**Page transcription entries:**
+--

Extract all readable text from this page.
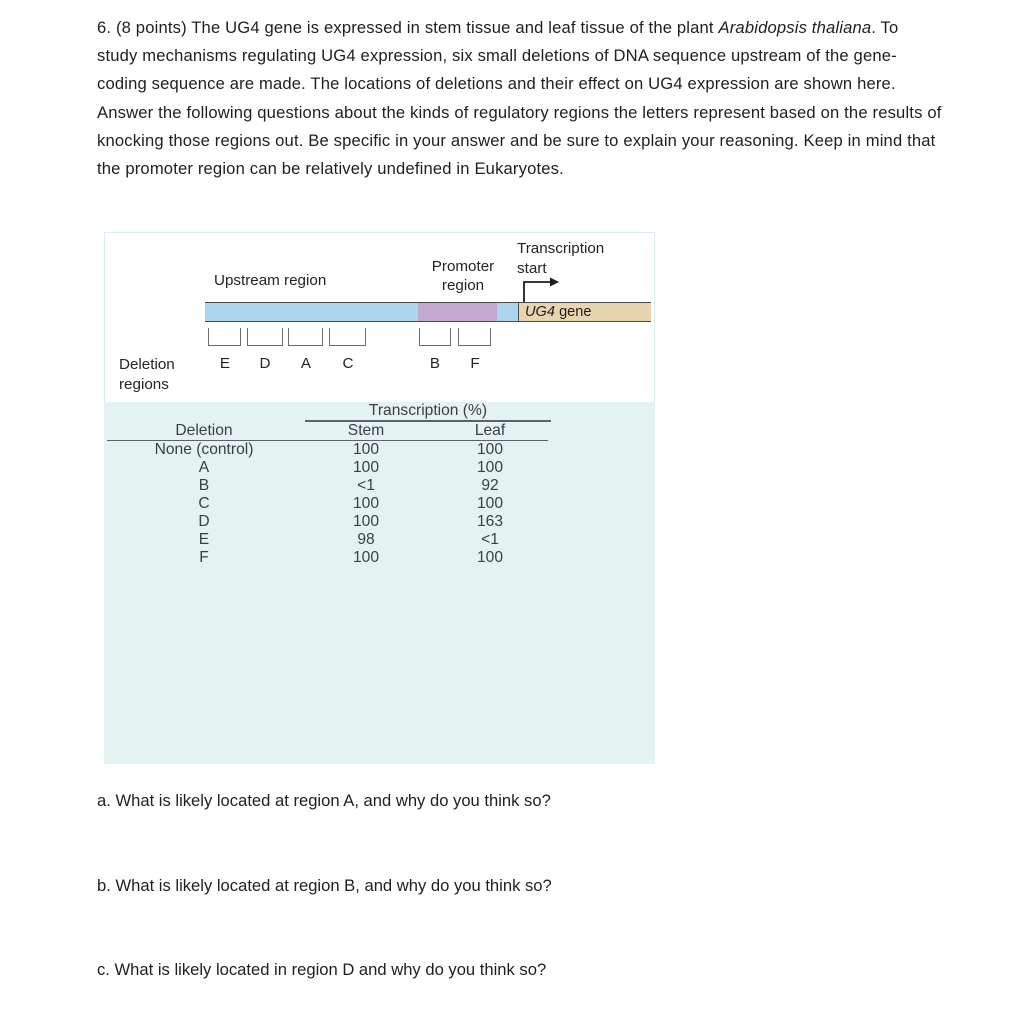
6. (8 points) The UG4 gene is expressed in stem tissue and leaf tissue of the plant Arabidopsis thaliana. To study mechanisms regulating UG4 expression, six small deletions of DNA sequence upstream of the gene-coding sequence are made. The locations of deletions and their effect on UG4 expression are shown here. Answer the following questions about the kinds of regulatory regions the letters represent based on the results of knocking those regions out. Be specific in your answer and be sure to explain your reasoning. Keep in mind that the promoter region can be relatively undefined in Eukaryotes.
Upstream region
Promoter
region
Transcription
start
UG4 gene
Deletion
regions
E	D	A	C	B	F
	Transcription (%)		

Deletion	Stem	Leaf	

None (control)	100	100	
A	100	100	
B	<1	92	
C	100	100	
D	100	163	
E	98	<1	
F	100	100	
a. What is likely located at region A, and why do you think so?
b. What is likely located at region B, and why do you think so?
c. What is likely located in region D and why do you think so?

+--

**WHAT YOU ARE ASKED TO DO:** Show every line above in which the word "gene" appears.

**RESPONSE BELOW:**
6. (8 points) The UG4 gene is expressed in stem tissue and leaf tissue of the plant Arabidopsis thaliana. To study mechanisms regulating UG4 expression, six small deletions of DNA sequence upstream of the gene-coding sequence are made. The locations of deletions and their effect on UG4 expression are shown here. Answer the following questions about the kinds of regulatory regions the letters represent based on the results of knocking those regions out. Be specific in your answer and be sure to explain your reasoning. Keep in mind that the promoter region can be relatively undefined in Eukaryotes.
UG4 gene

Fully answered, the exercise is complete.